Go through the entries below and collect each line with the string "oila" in it.

======== DATA EXTRACT ========

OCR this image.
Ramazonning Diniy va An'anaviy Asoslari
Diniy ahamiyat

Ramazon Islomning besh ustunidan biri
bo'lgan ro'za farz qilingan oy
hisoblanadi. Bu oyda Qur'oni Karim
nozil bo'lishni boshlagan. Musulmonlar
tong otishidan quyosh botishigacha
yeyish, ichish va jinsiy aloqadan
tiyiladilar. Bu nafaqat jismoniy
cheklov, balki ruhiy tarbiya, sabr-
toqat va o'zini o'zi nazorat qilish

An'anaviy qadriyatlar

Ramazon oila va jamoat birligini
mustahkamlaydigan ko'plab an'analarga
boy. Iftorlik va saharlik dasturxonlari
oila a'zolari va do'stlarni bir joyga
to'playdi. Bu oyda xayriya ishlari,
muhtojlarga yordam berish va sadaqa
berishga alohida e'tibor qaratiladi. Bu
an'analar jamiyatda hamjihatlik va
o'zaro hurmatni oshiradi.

========

§ OUTPUT FOR THIS EXERCISE
Ramazon oila va jamoat birligini
oila a'zolari va do'stlarni bir joyga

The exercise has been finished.